Search the data for the word "Mitternacht" and copy every line where it occurs.

+++ Extracted records

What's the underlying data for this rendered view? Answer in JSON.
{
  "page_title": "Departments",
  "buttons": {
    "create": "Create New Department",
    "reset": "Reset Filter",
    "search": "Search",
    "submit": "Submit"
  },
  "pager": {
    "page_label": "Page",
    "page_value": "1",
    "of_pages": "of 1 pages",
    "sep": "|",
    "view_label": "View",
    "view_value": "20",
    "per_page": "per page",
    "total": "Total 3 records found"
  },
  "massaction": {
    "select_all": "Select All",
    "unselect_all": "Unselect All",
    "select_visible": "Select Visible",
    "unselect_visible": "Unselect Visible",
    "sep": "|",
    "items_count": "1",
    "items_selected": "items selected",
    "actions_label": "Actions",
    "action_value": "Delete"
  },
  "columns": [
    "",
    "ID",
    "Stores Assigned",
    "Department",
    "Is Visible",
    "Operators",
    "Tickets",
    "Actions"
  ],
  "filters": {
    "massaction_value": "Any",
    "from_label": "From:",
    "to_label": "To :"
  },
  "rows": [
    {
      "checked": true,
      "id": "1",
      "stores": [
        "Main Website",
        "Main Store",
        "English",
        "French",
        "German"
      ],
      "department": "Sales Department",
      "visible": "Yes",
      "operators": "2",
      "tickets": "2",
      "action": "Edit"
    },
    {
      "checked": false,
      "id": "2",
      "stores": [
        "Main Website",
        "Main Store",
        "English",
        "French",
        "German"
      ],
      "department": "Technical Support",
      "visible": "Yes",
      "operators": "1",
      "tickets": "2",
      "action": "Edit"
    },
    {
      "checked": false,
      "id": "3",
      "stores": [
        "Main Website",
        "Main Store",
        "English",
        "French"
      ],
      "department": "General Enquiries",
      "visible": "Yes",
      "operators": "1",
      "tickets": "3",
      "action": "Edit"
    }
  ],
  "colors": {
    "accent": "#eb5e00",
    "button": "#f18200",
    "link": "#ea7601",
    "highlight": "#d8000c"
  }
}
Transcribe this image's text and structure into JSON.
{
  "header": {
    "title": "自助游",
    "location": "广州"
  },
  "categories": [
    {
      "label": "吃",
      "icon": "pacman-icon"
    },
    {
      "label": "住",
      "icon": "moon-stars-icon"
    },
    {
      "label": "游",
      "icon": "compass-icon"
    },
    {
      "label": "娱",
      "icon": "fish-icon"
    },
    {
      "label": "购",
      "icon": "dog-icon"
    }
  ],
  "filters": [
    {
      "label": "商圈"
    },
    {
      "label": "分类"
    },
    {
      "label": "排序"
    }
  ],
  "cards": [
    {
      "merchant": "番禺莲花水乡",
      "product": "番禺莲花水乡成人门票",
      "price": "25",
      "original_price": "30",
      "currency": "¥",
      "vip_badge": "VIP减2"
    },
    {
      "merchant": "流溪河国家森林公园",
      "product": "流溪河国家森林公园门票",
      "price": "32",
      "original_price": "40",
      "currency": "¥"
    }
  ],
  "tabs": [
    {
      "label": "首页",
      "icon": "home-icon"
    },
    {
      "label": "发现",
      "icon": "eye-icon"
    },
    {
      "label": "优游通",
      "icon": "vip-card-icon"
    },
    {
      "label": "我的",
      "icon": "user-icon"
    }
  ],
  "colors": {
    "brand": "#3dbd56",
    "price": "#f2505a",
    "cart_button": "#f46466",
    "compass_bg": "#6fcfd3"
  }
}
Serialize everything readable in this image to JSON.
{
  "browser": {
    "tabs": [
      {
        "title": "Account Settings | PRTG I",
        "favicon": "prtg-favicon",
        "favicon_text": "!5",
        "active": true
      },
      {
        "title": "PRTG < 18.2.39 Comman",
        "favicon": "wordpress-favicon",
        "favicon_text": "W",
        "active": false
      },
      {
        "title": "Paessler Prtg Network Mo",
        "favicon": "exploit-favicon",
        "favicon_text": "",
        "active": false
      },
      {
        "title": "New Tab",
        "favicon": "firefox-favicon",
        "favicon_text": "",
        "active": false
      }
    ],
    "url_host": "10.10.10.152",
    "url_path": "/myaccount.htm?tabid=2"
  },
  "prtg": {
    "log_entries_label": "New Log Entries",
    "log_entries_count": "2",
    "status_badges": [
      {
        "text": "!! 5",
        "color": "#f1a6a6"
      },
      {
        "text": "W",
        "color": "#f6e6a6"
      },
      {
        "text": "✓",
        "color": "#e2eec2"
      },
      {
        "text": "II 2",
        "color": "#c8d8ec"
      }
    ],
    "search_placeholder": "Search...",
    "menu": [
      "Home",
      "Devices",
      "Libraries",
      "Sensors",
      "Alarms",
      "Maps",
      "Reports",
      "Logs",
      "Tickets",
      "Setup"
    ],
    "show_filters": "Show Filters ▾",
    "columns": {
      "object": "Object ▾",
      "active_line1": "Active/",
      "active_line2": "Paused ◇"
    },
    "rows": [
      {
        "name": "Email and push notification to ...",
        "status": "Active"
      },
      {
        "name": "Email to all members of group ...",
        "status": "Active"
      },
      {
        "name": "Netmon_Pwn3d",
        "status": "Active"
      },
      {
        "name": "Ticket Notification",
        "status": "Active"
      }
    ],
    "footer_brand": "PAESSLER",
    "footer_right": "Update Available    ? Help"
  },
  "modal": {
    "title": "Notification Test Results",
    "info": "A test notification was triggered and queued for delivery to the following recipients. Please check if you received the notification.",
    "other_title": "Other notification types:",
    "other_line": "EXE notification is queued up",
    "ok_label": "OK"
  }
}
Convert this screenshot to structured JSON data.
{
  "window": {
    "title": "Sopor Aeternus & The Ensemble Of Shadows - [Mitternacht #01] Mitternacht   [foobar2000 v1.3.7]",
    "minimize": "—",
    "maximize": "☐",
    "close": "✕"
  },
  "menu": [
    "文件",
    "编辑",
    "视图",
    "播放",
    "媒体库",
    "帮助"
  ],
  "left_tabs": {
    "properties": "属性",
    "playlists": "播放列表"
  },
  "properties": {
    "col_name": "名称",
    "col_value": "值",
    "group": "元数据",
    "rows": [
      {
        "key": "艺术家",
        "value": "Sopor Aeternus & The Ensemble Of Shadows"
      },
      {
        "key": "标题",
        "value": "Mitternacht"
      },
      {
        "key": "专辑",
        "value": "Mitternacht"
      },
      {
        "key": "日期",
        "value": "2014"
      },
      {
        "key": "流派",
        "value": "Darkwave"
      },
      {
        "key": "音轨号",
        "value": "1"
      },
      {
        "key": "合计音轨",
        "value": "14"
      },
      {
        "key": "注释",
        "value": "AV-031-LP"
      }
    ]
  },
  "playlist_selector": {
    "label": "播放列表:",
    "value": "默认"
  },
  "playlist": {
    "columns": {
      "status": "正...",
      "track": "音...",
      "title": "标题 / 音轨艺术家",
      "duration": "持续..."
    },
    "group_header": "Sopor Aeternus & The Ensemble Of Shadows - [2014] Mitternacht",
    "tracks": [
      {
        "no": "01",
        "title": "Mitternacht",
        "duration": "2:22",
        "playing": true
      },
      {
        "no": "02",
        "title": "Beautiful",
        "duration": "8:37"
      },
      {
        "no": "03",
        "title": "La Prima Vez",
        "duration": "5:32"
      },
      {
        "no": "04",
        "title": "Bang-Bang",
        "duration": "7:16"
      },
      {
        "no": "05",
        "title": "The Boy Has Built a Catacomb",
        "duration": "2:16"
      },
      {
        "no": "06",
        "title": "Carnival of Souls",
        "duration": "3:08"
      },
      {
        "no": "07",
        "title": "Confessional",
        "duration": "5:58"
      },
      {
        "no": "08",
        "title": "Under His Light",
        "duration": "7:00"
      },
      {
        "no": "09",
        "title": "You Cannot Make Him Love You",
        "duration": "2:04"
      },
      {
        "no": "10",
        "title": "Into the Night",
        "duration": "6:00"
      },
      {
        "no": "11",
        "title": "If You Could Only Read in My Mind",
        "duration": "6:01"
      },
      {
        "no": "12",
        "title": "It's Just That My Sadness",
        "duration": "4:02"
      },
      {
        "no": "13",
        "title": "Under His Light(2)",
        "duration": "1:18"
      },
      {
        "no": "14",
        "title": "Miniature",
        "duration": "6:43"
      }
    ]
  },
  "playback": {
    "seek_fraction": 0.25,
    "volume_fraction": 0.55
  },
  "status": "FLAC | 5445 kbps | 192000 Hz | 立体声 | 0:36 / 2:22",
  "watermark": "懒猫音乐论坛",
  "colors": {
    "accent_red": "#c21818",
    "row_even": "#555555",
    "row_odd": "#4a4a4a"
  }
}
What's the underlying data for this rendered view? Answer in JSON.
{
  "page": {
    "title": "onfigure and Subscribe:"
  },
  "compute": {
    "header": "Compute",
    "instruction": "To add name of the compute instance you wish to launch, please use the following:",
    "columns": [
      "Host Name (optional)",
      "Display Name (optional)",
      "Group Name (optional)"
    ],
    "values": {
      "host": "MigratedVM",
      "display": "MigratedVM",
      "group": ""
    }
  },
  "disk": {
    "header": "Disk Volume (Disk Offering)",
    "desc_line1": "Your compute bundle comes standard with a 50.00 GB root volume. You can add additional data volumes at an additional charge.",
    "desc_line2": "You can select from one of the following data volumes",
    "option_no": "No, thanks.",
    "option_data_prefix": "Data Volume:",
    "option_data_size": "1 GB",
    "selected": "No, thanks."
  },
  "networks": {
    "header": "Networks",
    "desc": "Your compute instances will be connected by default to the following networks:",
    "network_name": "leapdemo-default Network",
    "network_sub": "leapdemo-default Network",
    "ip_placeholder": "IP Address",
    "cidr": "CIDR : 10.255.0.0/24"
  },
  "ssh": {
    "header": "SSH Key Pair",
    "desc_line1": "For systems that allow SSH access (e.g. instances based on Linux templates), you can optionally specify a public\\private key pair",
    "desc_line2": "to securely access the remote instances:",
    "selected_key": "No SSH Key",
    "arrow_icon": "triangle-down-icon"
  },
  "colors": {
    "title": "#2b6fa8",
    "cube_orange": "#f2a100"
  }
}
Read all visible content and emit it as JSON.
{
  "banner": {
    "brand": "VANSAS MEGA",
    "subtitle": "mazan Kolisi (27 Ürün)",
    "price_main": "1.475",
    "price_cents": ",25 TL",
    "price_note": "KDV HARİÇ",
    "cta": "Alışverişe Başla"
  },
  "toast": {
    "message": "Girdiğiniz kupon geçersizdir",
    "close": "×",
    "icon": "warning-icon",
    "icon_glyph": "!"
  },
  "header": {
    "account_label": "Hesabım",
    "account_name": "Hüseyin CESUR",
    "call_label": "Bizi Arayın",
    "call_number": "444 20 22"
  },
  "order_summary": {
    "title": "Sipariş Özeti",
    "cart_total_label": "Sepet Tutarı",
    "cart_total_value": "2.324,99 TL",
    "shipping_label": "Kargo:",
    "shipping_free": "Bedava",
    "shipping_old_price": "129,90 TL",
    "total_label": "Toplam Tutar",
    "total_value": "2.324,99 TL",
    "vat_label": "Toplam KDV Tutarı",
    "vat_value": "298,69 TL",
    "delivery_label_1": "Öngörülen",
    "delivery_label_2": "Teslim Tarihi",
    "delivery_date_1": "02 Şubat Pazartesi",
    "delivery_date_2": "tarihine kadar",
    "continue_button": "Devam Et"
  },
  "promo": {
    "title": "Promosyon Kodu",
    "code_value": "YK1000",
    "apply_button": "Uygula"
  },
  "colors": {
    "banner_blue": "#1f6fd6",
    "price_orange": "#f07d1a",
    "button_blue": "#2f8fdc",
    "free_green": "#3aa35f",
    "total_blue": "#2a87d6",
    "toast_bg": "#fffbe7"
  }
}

++++++

• The output:
    "title": "Sopor Aeternus & The Ensemble Of Shadows - [Mitternacht #01] Mitternacht   [foobar2000 v1.3.7]",
        "value": "Mitternacht"
        "value": "Mitternacht"
    "group_header": "Sopor Aeternus & The Ensemble Of Shadows - [2014] Mitternacht",
        "title": "Mitternacht",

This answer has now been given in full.